- **Task description**
Repeat every record below exactly, omitting any pictures.
-- begin --
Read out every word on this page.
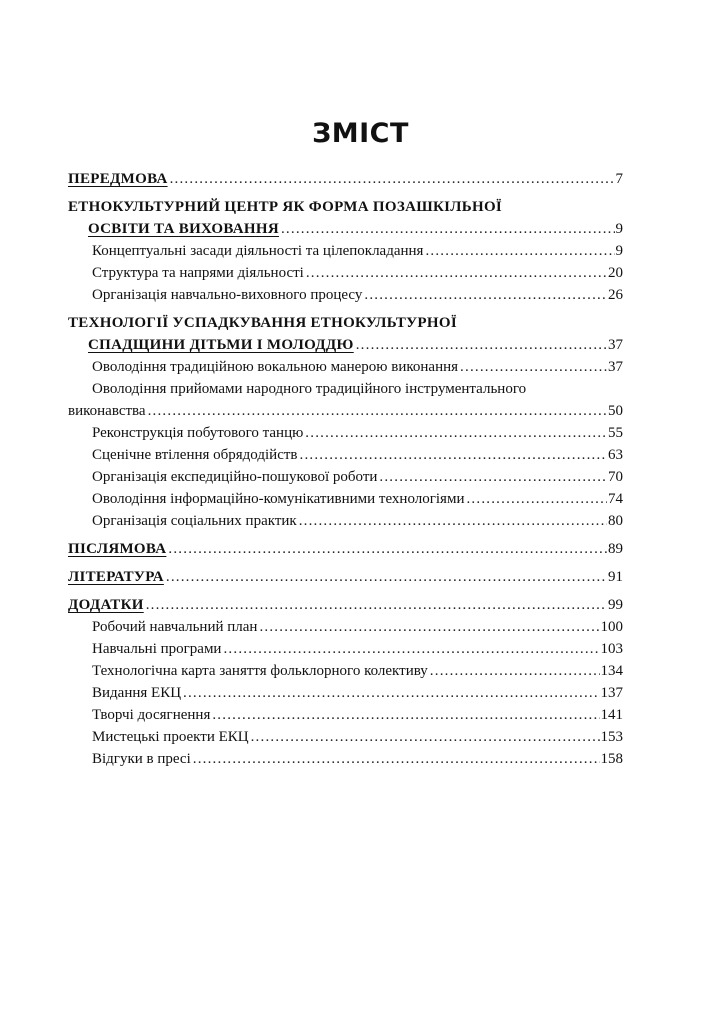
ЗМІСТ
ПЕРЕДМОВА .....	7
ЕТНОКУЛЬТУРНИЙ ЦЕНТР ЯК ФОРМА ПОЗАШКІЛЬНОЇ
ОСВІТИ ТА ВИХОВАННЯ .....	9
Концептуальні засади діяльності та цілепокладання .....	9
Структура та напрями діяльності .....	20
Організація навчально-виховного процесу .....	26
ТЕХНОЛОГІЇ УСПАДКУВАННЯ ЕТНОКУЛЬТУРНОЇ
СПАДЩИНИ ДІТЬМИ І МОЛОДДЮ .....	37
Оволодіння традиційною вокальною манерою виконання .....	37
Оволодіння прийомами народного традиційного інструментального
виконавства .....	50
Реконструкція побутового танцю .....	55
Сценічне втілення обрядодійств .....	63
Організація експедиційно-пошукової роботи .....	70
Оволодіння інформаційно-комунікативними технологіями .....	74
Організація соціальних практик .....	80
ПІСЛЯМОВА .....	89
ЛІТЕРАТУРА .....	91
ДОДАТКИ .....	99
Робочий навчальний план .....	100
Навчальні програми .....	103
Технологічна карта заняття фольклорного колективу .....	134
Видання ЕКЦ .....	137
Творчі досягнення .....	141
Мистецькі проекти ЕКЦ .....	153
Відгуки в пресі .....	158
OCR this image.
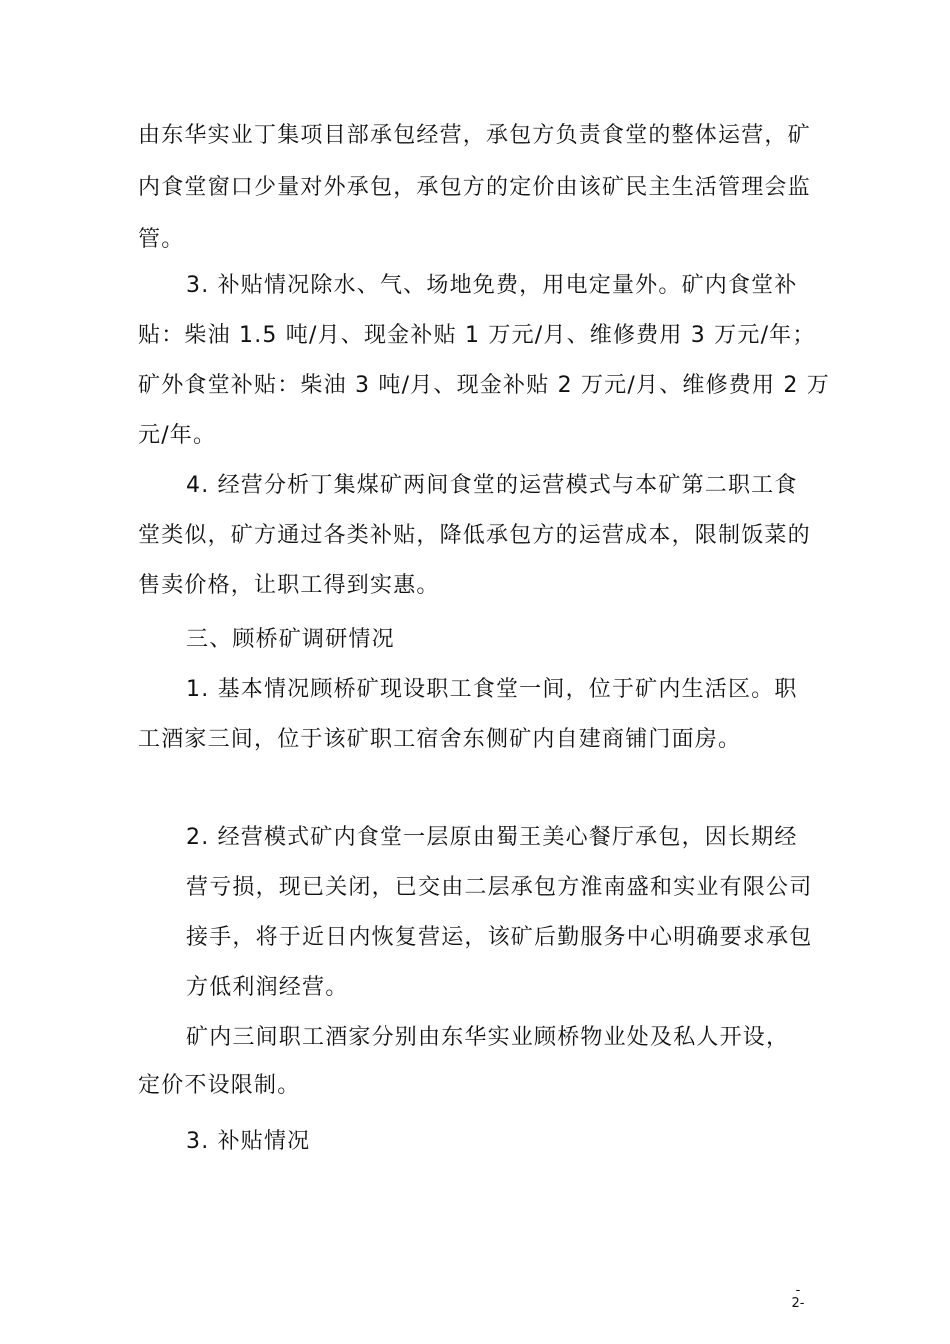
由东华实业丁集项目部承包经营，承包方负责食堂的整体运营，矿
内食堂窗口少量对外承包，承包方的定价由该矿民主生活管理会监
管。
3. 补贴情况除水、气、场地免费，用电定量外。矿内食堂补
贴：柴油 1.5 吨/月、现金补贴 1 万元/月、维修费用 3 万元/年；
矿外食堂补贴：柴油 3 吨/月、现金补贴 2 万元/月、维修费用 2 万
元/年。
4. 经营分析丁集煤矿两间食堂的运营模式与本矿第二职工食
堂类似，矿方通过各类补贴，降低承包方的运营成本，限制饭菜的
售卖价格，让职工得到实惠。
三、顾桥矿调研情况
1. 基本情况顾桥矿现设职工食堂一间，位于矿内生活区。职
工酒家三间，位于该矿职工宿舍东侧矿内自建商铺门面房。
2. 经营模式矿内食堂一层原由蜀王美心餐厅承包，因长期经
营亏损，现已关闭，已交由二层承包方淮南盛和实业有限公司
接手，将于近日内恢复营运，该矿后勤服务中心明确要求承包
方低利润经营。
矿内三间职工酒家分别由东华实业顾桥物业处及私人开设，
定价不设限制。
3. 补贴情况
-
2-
-- end --
- **Task answer**
Read out every word on this page.
ЗМІСТ
ПЕРЕДМОВА .....	7
ЕТНОКУЛЬТУРНИЙ ЦЕНТР ЯК ФОРМА ПОЗАШКІЛЬНОЇ
ОСВІТИ ТА ВИХОВАННЯ .....	9
Концептуальні засади діяльності та цілепокладання .....	9
Структура та напрями діяльності .....	20
Організація навчально-виховного процесу .....	26
ТЕХНОЛОГІЇ УСПАДКУВАННЯ ЕТНОКУЛЬТУРНОЇ
СПАДЩИНИ ДІТЬМИ І МОЛОДДЮ .....	37
Оволодіння традиційною вокальною манерою виконання .....	37
Оволодіння прийомами народного традиційного інструментального
виконавства .....	50
Реконструкція побутового танцю .....	55
Сценічне втілення обрядодійств .....	63
Організація експедиційно-пошукової роботи .....	70
Оволодіння інформаційно-комунікативними технологіями .....	74
Організація соціальних практик .....	80
ПІСЛЯМОВА .....	89
ЛІТЕРАТУРА .....	91
ДОДАТКИ .....	99
Робочий навчальний план .....	100
Навчальні програми .....	103
Технологічна карта заняття фольклорного колективу .....	134
Видання ЕКЦ .....	137
Творчі досягнення .....	141
Мистецькі проекти ЕКЦ .....	153
Відгуки в пресі .....	158
OCR this image.
由东华实业丁集项目部承包经营，承包方负责食堂的整体运营，矿
内食堂窗口少量对外承包，承包方的定价由该矿民主生活管理会监
管。
3. 补贴情况除水、气、场地免费，用电定量外。矿内食堂补
贴：柴油 1.5 吨/月、现金补贴 1 万元/月、维修费用 3 万元/年；
矿外食堂补贴：柴油 3 吨/月、现金补贴 2 万元/月、维修费用 2 万
元/年。
4. 经营分析丁集煤矿两间食堂的运营模式与本矿第二职工食
堂类似，矿方通过各类补贴，降低承包方的运营成本，限制饭菜的
售卖价格，让职工得到实惠。
三、顾桥矿调研情况
1. 基本情况顾桥矿现设职工食堂一间，位于矿内生活区。职
工酒家三间，位于该矿职工宿舍东侧矿内自建商铺门面房。
2. 经营模式矿内食堂一层原由蜀王美心餐厅承包，因长期经
营亏损，现已关闭，已交由二层承包方淮南盛和实业有限公司
接手，将于近日内恢复营运，该矿后勤服务中心明确要求承包
方低利润经营。
矿内三间职工酒家分别由东华实业顾桥物业处及私人开设，
定价不设限制。
3. 补贴情况
-
2-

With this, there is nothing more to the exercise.